PROMPT:
Find every line in the records below that holds the word "Years", and copy it out.

INFORMATION GIVEN:
----

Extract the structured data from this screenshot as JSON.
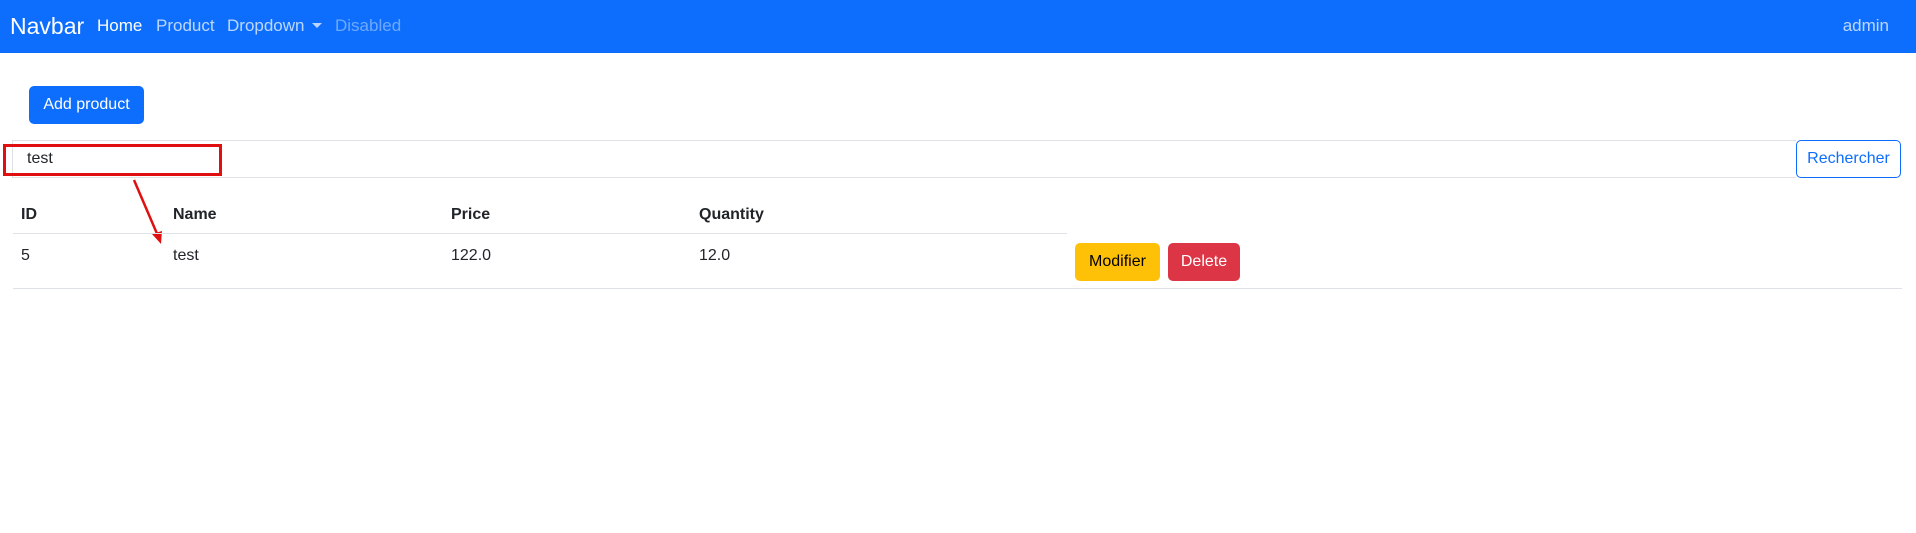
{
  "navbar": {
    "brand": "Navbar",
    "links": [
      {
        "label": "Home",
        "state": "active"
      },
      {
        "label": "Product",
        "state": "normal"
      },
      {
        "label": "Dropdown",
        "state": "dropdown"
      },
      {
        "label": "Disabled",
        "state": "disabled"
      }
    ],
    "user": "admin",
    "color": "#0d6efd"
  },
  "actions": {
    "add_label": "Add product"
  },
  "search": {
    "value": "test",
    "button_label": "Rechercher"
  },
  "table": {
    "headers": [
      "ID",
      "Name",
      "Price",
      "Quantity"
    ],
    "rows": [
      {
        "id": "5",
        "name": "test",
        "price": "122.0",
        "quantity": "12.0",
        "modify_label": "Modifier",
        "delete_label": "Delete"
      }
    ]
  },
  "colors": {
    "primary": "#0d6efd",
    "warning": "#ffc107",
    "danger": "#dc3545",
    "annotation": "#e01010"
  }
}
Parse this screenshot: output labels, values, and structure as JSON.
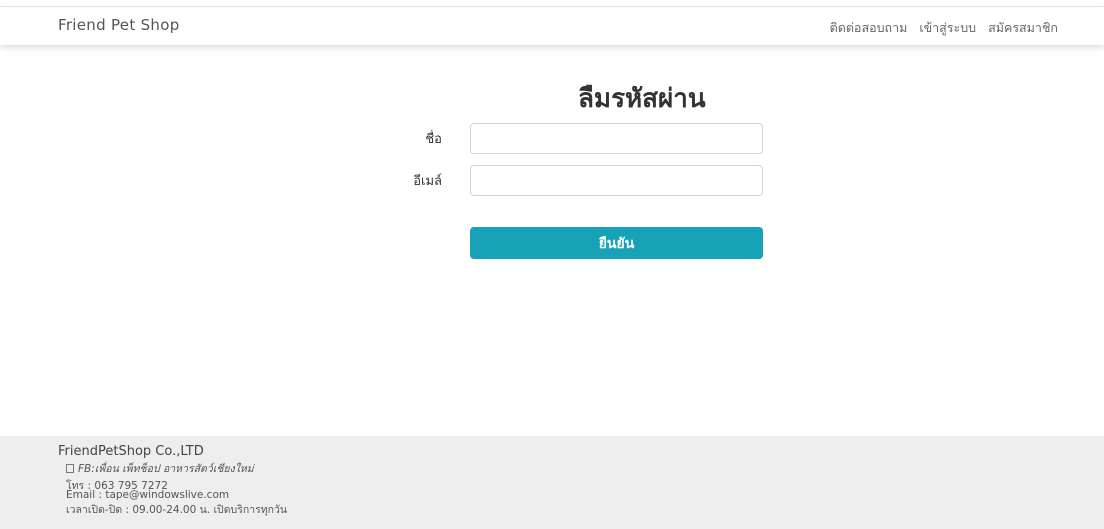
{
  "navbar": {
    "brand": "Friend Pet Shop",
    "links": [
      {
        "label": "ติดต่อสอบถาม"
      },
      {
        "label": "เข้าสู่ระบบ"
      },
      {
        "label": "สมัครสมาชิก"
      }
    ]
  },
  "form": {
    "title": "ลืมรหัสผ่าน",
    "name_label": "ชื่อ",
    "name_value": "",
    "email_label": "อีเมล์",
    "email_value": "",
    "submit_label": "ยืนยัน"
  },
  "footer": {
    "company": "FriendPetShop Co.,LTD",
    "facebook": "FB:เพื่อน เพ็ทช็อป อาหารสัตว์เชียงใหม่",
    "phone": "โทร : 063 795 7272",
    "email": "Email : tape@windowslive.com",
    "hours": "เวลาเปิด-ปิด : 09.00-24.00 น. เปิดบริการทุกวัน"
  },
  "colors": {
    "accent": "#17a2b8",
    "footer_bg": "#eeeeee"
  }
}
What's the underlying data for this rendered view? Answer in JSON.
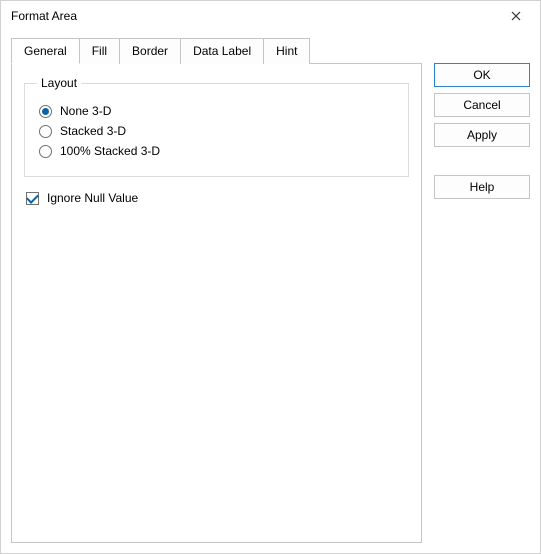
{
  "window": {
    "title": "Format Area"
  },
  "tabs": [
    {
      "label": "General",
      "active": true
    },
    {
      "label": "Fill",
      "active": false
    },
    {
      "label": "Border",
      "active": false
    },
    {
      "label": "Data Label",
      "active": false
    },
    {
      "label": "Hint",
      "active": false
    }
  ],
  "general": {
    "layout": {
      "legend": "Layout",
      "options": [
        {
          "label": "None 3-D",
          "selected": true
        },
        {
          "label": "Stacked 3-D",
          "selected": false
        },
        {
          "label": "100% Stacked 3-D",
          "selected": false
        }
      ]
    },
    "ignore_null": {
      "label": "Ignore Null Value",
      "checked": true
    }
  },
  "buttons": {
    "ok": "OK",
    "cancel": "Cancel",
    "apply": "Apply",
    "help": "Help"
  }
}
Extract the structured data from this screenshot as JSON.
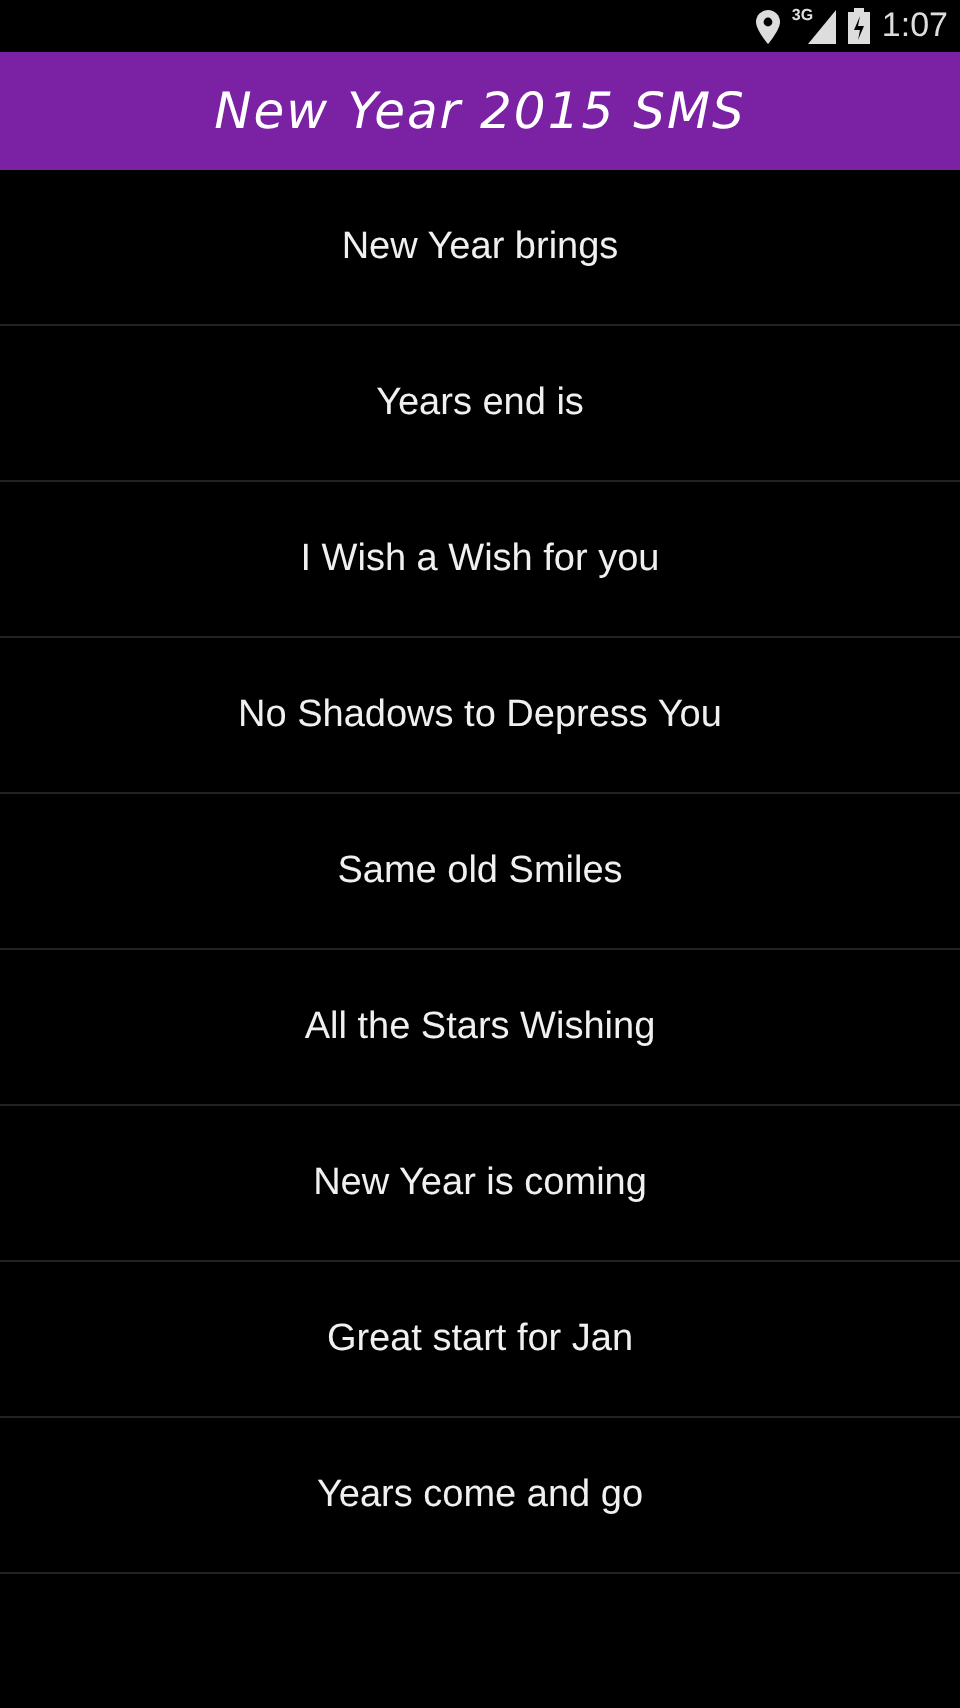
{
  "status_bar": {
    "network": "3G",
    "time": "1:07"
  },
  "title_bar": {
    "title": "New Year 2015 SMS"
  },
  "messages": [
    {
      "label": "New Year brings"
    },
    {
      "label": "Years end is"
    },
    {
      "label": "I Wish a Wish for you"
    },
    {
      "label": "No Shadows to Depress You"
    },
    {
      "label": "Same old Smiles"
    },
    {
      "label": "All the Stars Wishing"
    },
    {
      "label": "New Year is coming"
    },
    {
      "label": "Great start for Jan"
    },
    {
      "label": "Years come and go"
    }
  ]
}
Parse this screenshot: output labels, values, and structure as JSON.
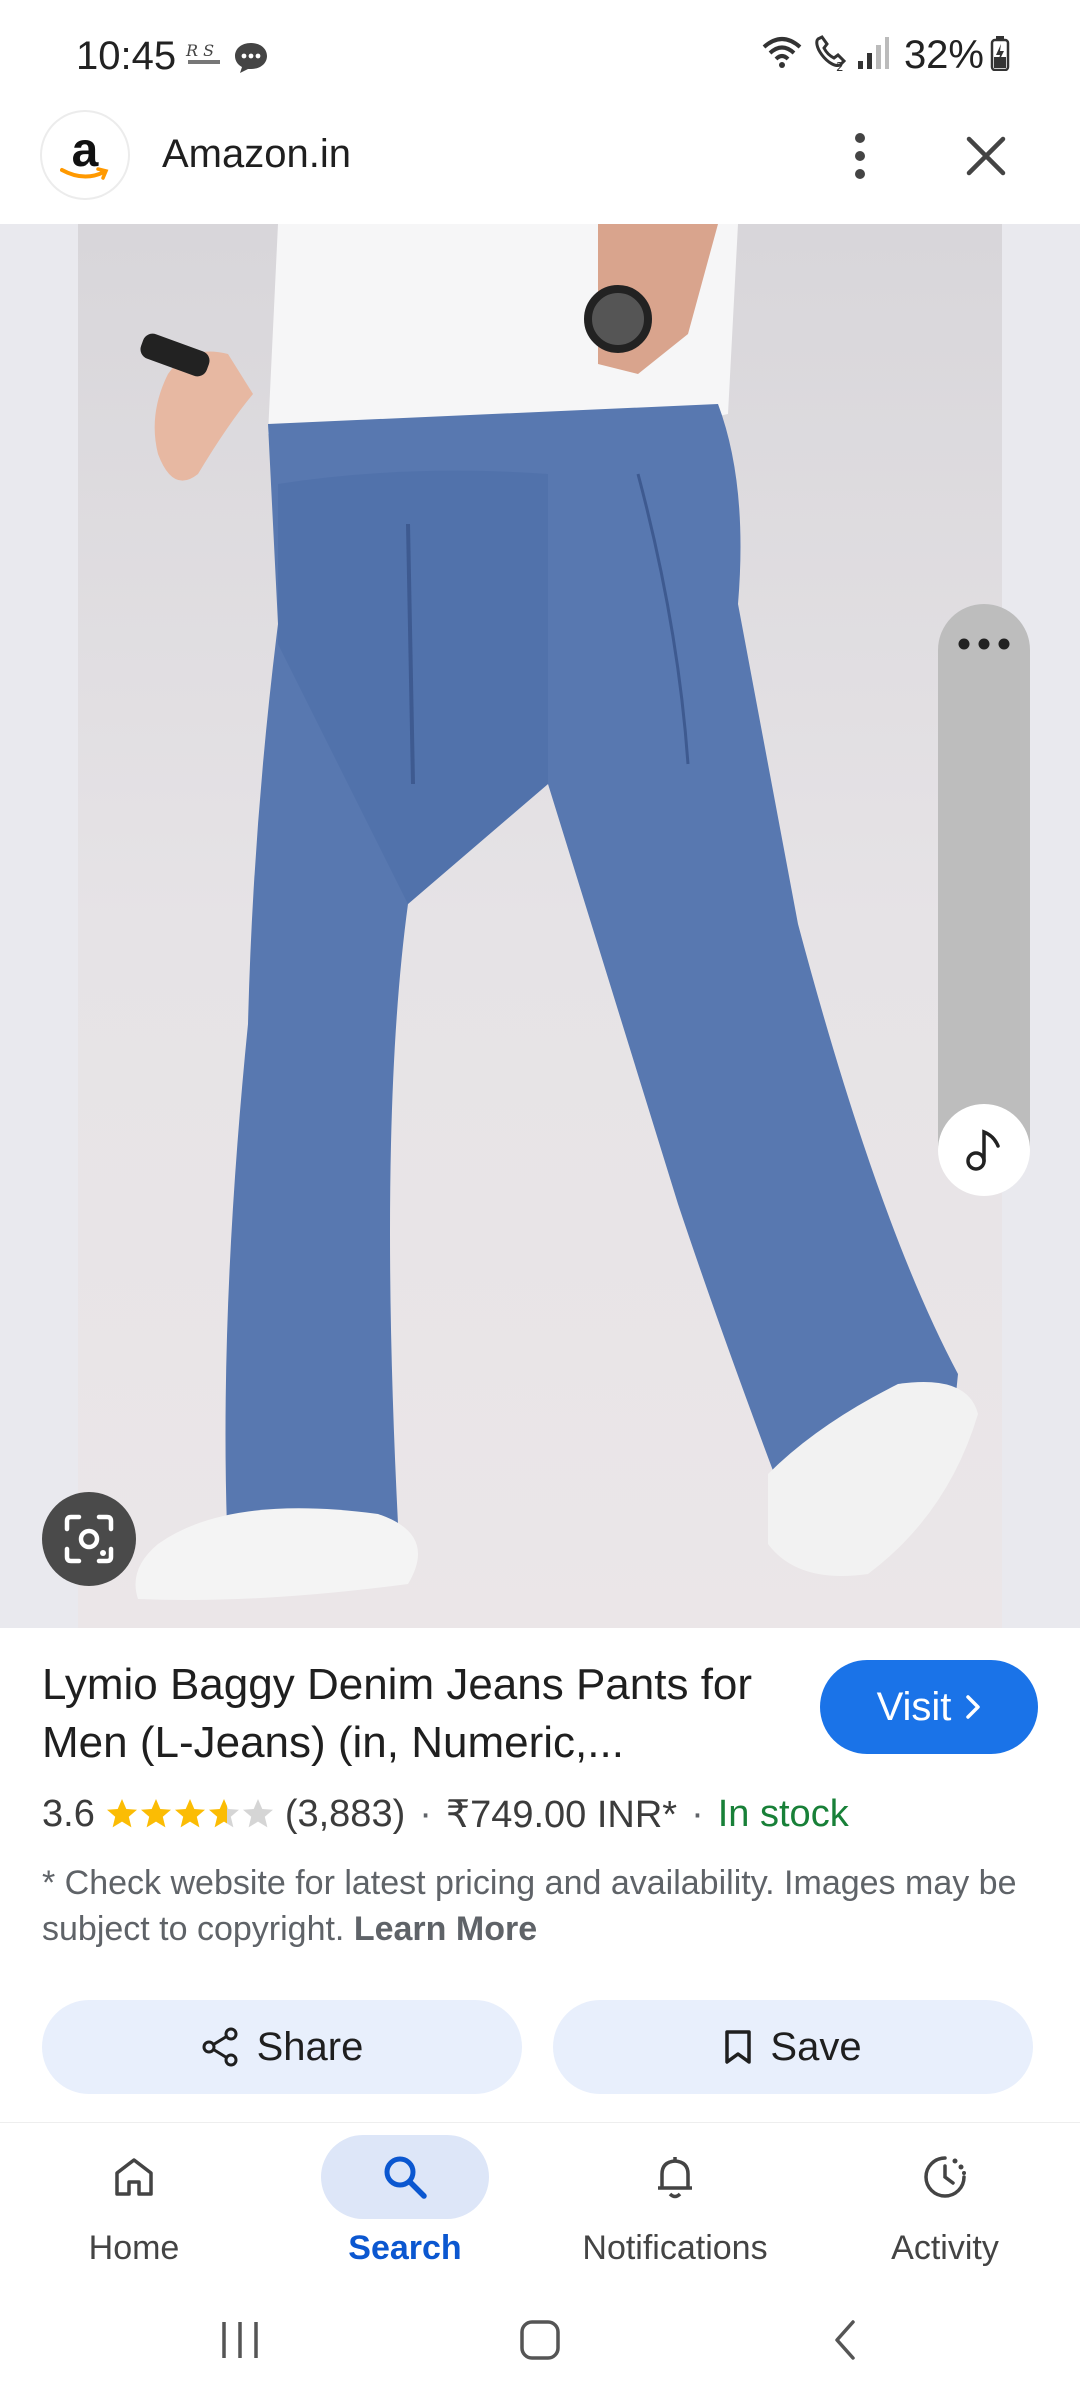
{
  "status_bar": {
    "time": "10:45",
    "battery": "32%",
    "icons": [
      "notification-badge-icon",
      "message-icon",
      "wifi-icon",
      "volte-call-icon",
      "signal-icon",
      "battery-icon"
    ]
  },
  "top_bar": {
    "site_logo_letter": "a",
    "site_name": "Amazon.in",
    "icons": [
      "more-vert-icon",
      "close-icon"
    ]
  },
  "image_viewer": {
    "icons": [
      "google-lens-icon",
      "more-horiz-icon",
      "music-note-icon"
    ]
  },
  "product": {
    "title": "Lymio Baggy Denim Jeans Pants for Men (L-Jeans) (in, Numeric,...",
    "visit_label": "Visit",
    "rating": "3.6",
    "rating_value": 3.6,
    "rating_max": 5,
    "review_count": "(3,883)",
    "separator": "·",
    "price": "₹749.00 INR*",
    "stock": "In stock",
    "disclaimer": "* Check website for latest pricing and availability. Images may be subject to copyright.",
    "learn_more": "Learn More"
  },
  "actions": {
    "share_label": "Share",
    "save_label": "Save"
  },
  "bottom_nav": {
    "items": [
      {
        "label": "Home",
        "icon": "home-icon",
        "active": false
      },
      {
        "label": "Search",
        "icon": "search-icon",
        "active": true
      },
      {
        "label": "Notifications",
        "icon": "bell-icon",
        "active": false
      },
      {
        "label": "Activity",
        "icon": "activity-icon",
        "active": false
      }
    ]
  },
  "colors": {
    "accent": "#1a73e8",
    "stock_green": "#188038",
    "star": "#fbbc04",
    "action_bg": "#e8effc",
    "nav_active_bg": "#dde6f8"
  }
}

----

REPLY:
      "label": "Years end is"
      "label": "Years come and go"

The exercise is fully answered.